= EXTRACTED DATA =
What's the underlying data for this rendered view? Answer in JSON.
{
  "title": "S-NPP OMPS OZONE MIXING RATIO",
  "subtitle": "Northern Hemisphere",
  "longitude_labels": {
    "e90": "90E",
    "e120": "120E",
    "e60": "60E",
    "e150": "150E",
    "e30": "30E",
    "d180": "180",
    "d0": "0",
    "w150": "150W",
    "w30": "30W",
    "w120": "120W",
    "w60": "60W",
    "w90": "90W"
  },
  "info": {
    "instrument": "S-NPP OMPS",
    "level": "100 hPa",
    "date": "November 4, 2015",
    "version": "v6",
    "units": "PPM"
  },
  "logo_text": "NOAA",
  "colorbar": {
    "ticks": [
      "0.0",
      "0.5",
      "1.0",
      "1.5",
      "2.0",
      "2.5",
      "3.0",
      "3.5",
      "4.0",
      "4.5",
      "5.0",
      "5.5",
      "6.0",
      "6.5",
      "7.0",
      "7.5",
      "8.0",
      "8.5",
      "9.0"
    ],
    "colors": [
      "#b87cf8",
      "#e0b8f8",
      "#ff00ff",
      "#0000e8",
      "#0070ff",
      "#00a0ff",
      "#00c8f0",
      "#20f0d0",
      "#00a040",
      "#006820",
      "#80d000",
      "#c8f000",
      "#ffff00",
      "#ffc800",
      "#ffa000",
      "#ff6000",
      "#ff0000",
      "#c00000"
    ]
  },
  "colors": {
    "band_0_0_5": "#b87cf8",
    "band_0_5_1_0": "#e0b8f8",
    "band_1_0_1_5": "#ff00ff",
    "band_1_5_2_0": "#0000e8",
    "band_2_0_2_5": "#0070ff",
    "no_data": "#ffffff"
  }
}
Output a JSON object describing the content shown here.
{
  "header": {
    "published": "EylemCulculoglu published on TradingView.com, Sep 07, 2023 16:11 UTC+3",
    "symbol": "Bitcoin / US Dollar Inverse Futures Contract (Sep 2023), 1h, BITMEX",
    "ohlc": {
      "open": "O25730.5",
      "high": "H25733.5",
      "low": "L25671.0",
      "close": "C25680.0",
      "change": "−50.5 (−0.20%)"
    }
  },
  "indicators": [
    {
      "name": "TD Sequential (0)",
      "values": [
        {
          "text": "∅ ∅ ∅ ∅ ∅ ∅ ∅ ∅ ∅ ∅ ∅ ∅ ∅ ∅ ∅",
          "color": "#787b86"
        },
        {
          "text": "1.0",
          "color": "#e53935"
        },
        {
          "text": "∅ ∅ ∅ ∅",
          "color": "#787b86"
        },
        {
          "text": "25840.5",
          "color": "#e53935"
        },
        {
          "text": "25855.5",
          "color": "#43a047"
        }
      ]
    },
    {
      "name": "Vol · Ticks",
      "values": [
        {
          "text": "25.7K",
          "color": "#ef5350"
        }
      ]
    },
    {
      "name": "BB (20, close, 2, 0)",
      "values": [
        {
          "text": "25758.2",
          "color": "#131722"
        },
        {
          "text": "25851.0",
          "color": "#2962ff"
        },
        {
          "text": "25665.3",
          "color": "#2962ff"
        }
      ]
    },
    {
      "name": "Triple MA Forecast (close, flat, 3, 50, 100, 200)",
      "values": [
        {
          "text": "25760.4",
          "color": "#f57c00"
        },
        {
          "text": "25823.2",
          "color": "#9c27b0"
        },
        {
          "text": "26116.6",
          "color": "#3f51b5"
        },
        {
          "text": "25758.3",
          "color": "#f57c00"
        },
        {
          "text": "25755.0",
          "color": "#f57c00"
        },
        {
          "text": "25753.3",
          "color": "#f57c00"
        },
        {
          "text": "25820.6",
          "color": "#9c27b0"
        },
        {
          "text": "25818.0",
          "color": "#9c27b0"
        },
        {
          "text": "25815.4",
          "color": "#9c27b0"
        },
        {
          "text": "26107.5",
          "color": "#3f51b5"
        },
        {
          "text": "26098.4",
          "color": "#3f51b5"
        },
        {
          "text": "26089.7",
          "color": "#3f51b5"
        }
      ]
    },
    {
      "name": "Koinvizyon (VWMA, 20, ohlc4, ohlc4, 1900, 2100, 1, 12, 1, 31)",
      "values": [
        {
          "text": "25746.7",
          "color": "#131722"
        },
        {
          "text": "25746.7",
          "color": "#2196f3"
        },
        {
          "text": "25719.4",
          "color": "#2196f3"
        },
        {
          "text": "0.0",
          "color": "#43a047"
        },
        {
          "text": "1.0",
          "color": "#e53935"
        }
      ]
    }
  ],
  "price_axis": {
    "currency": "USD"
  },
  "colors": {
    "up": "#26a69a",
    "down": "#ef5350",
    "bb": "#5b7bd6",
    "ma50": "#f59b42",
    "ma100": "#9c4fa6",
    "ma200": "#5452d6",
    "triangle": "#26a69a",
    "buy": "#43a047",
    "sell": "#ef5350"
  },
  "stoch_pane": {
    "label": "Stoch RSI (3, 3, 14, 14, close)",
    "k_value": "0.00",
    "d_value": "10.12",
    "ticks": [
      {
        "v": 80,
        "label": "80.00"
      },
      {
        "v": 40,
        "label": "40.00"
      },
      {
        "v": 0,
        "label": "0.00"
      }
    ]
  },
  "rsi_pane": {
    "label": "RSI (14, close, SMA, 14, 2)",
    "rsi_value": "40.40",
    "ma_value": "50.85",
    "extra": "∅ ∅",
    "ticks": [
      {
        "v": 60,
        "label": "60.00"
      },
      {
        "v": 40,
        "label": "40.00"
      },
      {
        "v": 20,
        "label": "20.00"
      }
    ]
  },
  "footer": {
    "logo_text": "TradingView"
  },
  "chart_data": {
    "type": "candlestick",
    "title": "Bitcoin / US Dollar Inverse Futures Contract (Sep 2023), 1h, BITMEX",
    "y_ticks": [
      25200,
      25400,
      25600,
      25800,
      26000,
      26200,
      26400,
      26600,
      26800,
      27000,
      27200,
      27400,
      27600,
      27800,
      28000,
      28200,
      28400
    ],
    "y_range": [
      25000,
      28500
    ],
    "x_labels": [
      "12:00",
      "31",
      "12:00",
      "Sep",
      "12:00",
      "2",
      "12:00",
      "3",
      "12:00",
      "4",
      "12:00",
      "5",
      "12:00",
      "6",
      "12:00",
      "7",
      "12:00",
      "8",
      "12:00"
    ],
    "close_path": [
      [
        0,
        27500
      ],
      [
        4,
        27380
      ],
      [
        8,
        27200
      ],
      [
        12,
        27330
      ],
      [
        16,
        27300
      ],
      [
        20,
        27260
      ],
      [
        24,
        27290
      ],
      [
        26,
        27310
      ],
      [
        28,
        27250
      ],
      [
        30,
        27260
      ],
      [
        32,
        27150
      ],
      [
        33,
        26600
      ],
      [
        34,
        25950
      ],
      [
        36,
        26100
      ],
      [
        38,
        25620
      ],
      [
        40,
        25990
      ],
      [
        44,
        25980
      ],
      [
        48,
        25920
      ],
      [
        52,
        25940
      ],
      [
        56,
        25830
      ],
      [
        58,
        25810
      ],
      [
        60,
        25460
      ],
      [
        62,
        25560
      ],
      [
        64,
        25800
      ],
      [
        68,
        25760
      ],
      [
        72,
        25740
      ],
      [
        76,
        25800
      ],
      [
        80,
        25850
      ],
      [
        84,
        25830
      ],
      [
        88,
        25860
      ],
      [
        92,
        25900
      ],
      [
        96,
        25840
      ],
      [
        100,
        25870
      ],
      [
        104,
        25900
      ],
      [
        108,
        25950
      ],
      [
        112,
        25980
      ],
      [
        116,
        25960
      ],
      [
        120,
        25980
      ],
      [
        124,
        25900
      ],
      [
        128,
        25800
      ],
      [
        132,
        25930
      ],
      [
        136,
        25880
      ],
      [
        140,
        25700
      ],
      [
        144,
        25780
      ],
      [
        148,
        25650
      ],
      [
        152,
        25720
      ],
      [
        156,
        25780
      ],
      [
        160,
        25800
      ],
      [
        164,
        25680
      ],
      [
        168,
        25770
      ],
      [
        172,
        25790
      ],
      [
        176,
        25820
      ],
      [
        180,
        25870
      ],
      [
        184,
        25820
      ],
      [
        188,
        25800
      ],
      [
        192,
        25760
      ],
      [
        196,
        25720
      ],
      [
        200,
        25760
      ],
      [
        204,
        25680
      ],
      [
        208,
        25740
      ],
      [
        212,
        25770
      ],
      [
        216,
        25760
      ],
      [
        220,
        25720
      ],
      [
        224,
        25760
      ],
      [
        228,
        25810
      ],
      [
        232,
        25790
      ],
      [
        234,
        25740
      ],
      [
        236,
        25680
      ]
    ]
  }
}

= INSTRUCTIONS FOR THE TASK =
Write out every line of the entries that holds the word "JSON".

= COMPLETE OUTPUT =
What's the underlying data for this rendered view? Answer in JSON.
Output a JSON object describing the content shown here.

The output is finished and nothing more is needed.